### [Çıkarılan Metin]
Emsal Mahkeme Kararı İstanbul Bölge Adliye Mahkemesi 12. Hukuk Dairesi 2020/1359 E. 2021/1349 K. 23.09.2021 T.

Görüntülediğiniz mahkeme kararı henüz kesinleşmemiştir. Yararlı olması amacıyla eklenmiştir.

T.C.
İSTANBUL
BÖLGE ADLİYE MAHKEMESİ
12. HUKUK DAİRESİ
DOSYA NO: 2020/1359
KARAR NO: 2021/1349
T Ü R K M İ L L E T İ A D I N A
İ S T İ N A F K A R A R I
İNCELENEN KARARIN
MAHKEMESİ: İSTANBUL ANADOLU 7. ASLİYE TİCARET MAHKEMESİ
TARİHİ: 02/07/2020
NUMARASI: 2019/385 Esas-2020//256 Karar
DAVA: Tanıma Ve Tenfiz
İSTİNAF KARAR TARİHİ: 23/09/2021
Davanın kabulüne dair kararın davalılar vekili tarafından istinaf edilmesi üzerine düzenlenen rapor ve dosya kapsamı incelenip gereği görüşülüp düşünüldü;
DAVA: Davacı vekili; müvekkilinin 2015 yılında yaptığı çeşitli taşımalara ilişkin ücretlerini davalılardan tahsil edemediğini, bu nedenle tenfizini talep ettiği Rotterdam Mahkemesine başvurduğunu, Rotterdam Mahkemesi tarafından yapılan yargılama sonucunda 14.04.2017 tarihli ve 5848212/CV.EXPL 17-11256 esas sayılı kararın tesis edildiğini, işbu kararla bir miktar alacağın davalılardan tahsiline karar verildiğini, kararın davalılara Lahey Sözleşmesi uyarınca tebliğ edildiğini, kararın itiraz edilmeyerek kesinleştiğini, Hollanda ile Türkiye arasında yabancı ilamların tenfizi konusunda karşılıklılık bulunduğunu, ilgili mahkeme kararın Türk mahkemelerinin münhasır yetkisine girmeyen bir konuda verildiğini, hükmün kamu düzenine aykırı olmadığını, yapılan yargılamada davalılara usulüne uygun tebligat yapılarak savunma imkanı sağlandığını belirterek, ilgili mahkeme kararının tenfizine karar verilmesini talep etmiştir.

### [Görev]
Aşağıdaki ifadeler yukarıdaki mahkeme kararıyla uyuşuyor mu? Her biri için evet ya da hayır deyin ve buna karar verdiren sözleri kararın kendisinden aynen alıntılayın.
1. Rotterdam Mahkemesinin kararı 14.04.2017 tarihlidir.
2. Kararı istinaf eden taraf davacı vekilidir.
3. Ücretleri tahsil edilemeyen taşımalar 2017 yılında yapılmıştır.

### [Çıkarılan Veriler]

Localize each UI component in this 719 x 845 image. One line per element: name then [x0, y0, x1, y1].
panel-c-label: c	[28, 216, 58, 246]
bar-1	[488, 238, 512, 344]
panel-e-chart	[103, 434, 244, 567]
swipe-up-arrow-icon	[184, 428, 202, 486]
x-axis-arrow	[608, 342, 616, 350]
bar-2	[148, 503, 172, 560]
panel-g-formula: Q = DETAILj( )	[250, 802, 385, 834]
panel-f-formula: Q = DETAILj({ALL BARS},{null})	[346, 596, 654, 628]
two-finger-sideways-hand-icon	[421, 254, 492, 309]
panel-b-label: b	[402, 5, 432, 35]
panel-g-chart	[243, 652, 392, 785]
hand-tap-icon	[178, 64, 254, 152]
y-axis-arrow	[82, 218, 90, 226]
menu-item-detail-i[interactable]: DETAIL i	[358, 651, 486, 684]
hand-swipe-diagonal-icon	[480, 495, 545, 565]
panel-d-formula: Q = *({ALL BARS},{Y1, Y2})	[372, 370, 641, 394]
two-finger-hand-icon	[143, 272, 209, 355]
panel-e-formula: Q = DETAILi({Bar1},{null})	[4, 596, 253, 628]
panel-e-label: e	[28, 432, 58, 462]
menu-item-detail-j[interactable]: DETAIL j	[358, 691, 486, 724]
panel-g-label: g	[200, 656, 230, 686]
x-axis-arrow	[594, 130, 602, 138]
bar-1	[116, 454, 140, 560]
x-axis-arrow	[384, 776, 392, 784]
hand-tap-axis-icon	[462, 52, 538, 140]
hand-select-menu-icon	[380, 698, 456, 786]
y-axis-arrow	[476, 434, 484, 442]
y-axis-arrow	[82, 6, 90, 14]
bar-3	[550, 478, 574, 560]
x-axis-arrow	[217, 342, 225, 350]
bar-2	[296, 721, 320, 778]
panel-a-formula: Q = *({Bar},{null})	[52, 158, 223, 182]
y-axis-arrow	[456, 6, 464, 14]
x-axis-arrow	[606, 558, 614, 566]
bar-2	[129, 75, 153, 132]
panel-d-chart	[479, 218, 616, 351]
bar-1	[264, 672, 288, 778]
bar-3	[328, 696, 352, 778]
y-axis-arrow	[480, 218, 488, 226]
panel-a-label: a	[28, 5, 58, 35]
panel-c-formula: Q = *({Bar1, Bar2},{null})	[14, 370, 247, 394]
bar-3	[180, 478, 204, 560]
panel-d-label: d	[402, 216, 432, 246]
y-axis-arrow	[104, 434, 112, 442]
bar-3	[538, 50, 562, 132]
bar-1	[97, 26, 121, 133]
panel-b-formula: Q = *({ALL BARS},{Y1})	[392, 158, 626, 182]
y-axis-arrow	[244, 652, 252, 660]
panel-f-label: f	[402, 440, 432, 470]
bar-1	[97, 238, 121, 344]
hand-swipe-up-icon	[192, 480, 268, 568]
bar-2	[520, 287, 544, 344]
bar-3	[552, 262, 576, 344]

### [Sonuç]
1. Evet: "14.04.2017 tarihli ve 5848212/CV.EXPL 17-11256 esas sayılı kararın tesis edildiğini"
2. Hayır: "Davanın kabulüne dair kararın davalılar vekili tarafından istinaf edilmesi üzerine"
3. Hayır: "müvekkilinin 2015 yılında yaptığı çeşitli taşımalara ilişkin ücretlerini"